Exact reproduction is required for all entries.

--- Given records ---

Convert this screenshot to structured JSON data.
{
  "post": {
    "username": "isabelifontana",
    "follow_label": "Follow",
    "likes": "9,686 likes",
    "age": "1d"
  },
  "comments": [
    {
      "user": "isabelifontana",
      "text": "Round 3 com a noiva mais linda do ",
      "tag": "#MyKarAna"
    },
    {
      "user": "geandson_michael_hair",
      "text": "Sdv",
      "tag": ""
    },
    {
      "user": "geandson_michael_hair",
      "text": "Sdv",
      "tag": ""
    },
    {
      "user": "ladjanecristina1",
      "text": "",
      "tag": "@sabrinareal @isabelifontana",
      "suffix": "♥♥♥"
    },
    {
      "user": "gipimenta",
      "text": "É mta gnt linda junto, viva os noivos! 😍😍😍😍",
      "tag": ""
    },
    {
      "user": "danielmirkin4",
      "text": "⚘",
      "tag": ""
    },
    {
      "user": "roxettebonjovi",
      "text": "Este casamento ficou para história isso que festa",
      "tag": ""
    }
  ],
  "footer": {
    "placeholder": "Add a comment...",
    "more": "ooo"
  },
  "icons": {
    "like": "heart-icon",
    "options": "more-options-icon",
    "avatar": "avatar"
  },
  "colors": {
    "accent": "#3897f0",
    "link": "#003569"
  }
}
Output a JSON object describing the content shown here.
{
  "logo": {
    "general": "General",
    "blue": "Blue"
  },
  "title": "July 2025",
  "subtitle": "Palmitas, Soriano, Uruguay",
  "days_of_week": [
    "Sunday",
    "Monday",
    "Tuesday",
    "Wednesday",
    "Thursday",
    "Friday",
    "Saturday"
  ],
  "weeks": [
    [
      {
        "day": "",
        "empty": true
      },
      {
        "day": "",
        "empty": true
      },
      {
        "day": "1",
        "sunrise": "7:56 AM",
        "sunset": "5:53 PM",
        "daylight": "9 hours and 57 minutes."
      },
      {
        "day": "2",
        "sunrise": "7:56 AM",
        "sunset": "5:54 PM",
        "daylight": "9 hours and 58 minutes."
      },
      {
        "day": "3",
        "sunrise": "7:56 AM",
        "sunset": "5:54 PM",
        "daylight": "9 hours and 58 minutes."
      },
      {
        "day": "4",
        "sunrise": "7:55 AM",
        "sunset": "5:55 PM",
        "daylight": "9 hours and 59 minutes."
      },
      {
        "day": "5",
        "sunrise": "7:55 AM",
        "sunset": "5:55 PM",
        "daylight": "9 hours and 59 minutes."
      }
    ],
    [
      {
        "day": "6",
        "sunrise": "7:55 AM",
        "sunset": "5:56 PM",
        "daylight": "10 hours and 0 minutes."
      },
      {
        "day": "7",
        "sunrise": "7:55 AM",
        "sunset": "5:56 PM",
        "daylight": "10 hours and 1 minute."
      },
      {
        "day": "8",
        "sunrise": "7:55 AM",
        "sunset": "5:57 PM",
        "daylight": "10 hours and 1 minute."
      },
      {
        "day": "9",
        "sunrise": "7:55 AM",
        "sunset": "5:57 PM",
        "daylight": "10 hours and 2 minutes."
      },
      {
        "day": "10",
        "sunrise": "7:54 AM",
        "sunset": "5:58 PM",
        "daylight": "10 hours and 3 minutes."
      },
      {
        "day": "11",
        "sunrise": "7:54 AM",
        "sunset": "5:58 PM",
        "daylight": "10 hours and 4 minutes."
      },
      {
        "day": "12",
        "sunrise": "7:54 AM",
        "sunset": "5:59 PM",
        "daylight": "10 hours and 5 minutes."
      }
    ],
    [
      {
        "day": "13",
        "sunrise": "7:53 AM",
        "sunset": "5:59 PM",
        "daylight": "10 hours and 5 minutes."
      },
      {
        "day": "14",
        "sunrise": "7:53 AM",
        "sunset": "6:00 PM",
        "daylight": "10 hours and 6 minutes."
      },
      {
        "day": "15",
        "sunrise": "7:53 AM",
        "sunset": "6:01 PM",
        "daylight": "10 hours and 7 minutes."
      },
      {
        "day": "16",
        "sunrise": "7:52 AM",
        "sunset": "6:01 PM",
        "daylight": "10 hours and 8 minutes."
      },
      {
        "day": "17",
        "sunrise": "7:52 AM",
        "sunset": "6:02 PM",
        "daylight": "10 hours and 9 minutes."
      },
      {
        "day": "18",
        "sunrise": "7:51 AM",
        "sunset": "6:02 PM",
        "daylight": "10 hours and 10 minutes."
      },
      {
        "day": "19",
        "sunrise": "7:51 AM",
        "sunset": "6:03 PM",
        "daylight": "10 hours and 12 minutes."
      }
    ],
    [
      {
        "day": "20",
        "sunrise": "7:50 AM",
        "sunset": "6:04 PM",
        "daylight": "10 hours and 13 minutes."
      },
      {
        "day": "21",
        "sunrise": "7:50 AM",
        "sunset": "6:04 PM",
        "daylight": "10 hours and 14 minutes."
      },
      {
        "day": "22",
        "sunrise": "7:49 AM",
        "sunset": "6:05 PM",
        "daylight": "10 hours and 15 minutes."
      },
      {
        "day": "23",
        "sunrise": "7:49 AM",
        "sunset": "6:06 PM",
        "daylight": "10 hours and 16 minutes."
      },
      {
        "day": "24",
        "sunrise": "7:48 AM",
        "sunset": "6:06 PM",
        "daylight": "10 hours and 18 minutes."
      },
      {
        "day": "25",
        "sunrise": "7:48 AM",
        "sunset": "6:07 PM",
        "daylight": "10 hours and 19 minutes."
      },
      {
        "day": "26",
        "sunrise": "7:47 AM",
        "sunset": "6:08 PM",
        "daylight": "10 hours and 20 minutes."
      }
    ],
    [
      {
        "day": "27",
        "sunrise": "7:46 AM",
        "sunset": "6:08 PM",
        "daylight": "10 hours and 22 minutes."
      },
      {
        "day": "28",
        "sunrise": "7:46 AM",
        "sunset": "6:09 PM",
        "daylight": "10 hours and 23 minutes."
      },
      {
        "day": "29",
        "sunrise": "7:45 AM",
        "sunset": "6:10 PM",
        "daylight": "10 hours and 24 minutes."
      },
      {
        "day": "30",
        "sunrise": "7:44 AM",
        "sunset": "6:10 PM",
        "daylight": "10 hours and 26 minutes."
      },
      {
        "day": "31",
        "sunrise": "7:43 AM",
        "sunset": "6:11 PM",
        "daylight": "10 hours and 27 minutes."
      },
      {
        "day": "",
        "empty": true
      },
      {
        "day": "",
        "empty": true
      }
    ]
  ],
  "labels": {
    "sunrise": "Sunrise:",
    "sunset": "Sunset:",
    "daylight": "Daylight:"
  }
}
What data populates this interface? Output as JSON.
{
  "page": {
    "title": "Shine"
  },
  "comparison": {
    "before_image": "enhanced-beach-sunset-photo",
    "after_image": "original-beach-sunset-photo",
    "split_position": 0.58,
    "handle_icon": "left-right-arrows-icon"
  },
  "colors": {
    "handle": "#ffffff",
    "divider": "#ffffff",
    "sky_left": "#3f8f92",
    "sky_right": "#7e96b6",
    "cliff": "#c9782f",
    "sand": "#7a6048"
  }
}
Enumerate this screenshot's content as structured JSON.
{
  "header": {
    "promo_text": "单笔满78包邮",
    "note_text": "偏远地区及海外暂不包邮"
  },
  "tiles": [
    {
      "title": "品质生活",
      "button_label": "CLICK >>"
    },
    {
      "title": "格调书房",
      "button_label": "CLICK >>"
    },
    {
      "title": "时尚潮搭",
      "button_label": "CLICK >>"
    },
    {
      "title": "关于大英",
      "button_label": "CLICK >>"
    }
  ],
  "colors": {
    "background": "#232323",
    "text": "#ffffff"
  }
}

---

* [Expected answer]
Convert this screenshot to structured JSON data.
{
  "post": {
    "username": "isabelifontana",
    "follow_label": "Follow",
    "likes": "9,686 likes",
    "age": "1d"
  },
  "comments": [
    {
      "user": "isabelifontana",
      "text": "Round 3 com a noiva mais linda do ",
      "tag": "#MyKarAna"
    },
    {
      "user": "geandson_michael_hair",
      "text": "Sdv",
      "tag": ""
    },
    {
      "user": "geandson_michael_hair",
      "text": "Sdv",
      "tag": ""
    },
    {
      "user": "ladjanecristina1",
      "text": "",
      "tag": "@sabrinareal @isabelifontana",
      "suffix": "♥♥♥"
    },
    {
      "user": "gipimenta",
      "text": "É mta gnt linda junto, viva os noivos! 😍😍😍😍",
      "tag": ""
    },
    {
      "user": "danielmirkin4",
      "text": "⚘",
      "tag": ""
    },
    {
      "user": "roxettebonjovi",
      "text": "Este casamento ficou para história isso que festa",
      "tag": ""
    }
  ],
  "footer": {
    "placeholder": "Add a comment...",
    "more": "ooo"
  },
  "icons": {
    "like": "heart-icon",
    "options": "more-options-icon",
    "avatar": "avatar"
  },
  "colors": {
    "accent": "#3897f0",
    "link": "#003569"
  }
}
Output a JSON object describing the content shown here.
{
  "logo": {
    "general": "General",
    "blue": "Blue"
  },
  "title": "July 2025",
  "subtitle": "Palmitas, Soriano, Uruguay",
  "days_of_week": [
    "Sunday",
    "Monday",
    "Tuesday",
    "Wednesday",
    "Thursday",
    "Friday",
    "Saturday"
  ],
  "weeks": [
    [
      {
        "day": "",
        "empty": true
      },
      {
        "day": "",
        "empty": true
      },
      {
        "day": "1",
        "sunrise": "7:56 AM",
        "sunset": "5:53 PM",
        "daylight": "9 hours and 57 minutes."
      },
      {
        "day": "2",
        "sunrise": "7:56 AM",
        "sunset": "5:54 PM",
        "daylight": "9 hours and 58 minutes."
      },
      {
        "day": "3",
        "sunrise": "7:56 AM",
        "sunset": "5:54 PM",
        "daylight": "9 hours and 58 minutes."
      },
      {
        "day": "4",
        "sunrise": "7:55 AM",
        "sunset": "5:55 PM",
        "daylight": "9 hours and 59 minutes."
      },
      {
        "day": "5",
        "sunrise": "7:55 AM",
        "sunset": "5:55 PM",
        "daylight": "9 hours and 59 minutes."
      }
    ],
    [
      {
        "day": "6",
        "sunrise": "7:55 AM",
        "sunset": "5:56 PM",
        "daylight": "10 hours and 0 minutes."
      },
      {
        "day": "7",
        "sunrise": "7:55 AM",
        "sunset": "5:56 PM",
        "daylight": "10 hours and 1 minute."
      },
      {
        "day": "8",
        "sunrise": "7:55 AM",
        "sunset": "5:57 PM",
        "daylight": "10 hours and 1 minute."
      },
      {
        "day": "9",
        "sunrise": "7:55 AM",
        "sunset": "5:57 PM",
        "daylight": "10 hours and 2 minutes."
      },
      {
        "day": "10",
        "sunrise": "7:54 AM",
        "sunset": "5:58 PM",
        "daylight": "10 hours and 3 minutes."
      },
      {
        "day": "11",
        "sunrise": "7:54 AM",
        "sunset": "5:58 PM",
        "daylight": "10 hours and 4 minutes."
      },
      {
        "day": "12",
        "sunrise": "7:54 AM",
        "sunset": "5:59 PM",
        "daylight": "10 hours and 5 minutes."
      }
    ],
    [
      {
        "day": "13",
        "sunrise": "7:53 AM",
        "sunset": "5:59 PM",
        "daylight": "10 hours and 5 minutes."
      },
      {
        "day": "14",
        "sunrise": "7:53 AM",
        "sunset": "6:00 PM",
        "daylight": "10 hours and 6 minutes."
      },
      {
        "day": "15",
        "sunrise": "7:53 AM",
        "sunset": "6:01 PM",
        "daylight": "10 hours and 7 minutes."
      },
      {
        "day": "16",
        "sunrise": "7:52 AM",
        "sunset": "6:01 PM",
        "daylight": "10 hours and 8 minutes."
      },
      {
        "day": "17",
        "sunrise": "7:52 AM",
        "sunset": "6:02 PM",
        "daylight": "10 hours and 9 minutes."
      },
      {
        "day": "18",
        "sunrise": "7:51 AM",
        "sunset": "6:02 PM",
        "daylight": "10 hours and 10 minutes."
      },
      {
        "day": "19",
        "sunrise": "7:51 AM",
        "sunset": "6:03 PM",
        "daylight": "10 hours and 12 minutes."
      }
    ],
    [
      {
        "day": "20",
        "sunrise": "7:50 AM",
        "sunset": "6:04 PM",
        "daylight": "10 hours and 13 minutes."
      },
      {
        "day": "21",
        "sunrise": "7:50 AM",
        "sunset": "6:04 PM",
        "daylight": "10 hours and 14 minutes."
      },
      {
        "day": "22",
        "sunrise": "7:49 AM",
        "sunset": "6:05 PM",
        "daylight": "10 hours and 15 minutes."
      },
      {
        "day": "23",
        "sunrise": "7:49 AM",
        "sunset": "6:06 PM",
        "daylight": "10 hours and 16 minutes."
      },
      {
        "day": "24",
        "sunrise": "7:48 AM",
        "sunset": "6:06 PM",
        "daylight": "10 hours and 18 minutes."
      },
      {
        "day": "25",
        "sunrise": "7:48 AM",
        "sunset": "6:07 PM",
        "daylight": "10 hours and 19 minutes."
      },
      {
        "day": "26",
        "sunrise": "7:47 AM",
        "sunset": "6:08 PM",
        "daylight": "10 hours and 20 minutes."
      }
    ],
    [
      {
        "day": "27",
        "sunrise": "7:46 AM",
        "sunset": "6:08 PM",
        "daylight": "10 hours and 22 minutes."
      },
      {
        "day": "28",
        "sunrise": "7:46 AM",
        "sunset": "6:09 PM",
        "daylight": "10 hours and 23 minutes."
      },
      {
        "day": "29",
        "sunrise": "7:45 AM",
        "sunset": "6:10 PM",
        "daylight": "10 hours and 24 minutes."
      },
      {
        "day": "30",
        "sunrise": "7:44 AM",
        "sunset": "6:10 PM",
        "daylight": "10 hours and 26 minutes."
      },
      {
        "day": "31",
        "sunrise": "7:43 AM",
        "sunset": "6:11 PM",
        "daylight": "10 hours and 27 minutes."
      },
      {
        "day": "",
        "empty": true
      },
      {
        "day": "",
        "empty": true
      }
    ]
  ],
  "labels": {
    "sunrise": "Sunrise:",
    "sunset": "Sunset:",
    "daylight": "Daylight:"
  }
}
What data populates this interface? Output as JSON.
{
  "page": {
    "title": "Shine"
  },
  "comparison": {
    "before_image": "enhanced-beach-sunset-photo",
    "after_image": "original-beach-sunset-photo",
    "split_position": 0.58,
    "handle_icon": "left-right-arrows-icon"
  },
  "colors": {
    "handle": "#ffffff",
    "divider": "#ffffff",
    "sky_left": "#3f8f92",
    "sky_right": "#7e96b6",
    "cliff": "#c9782f",
    "sand": "#7a6048"
  }
}
Enumerate this screenshot's content as structured JSON.
{
  "header": {
    "promo_text": "单笔满78包邮",
    "note_text": "偏远地区及海外暂不包邮"
  },
  "tiles": [
    {
      "title": "品质生活",
      "button_label": "CLICK >>"
    },
    {
      "title": "格调书房",
      "button_label": "CLICK >>"
    },
    {
      "title": "时尚潮搭",
      "button_label": "CLICK >>"
    },
    {
      "title": "关于大英",
      "button_label": "CLICK >>"
    }
  ],
  "colors": {
    "background": "#232323",
    "text": "#ffffff"
  }
}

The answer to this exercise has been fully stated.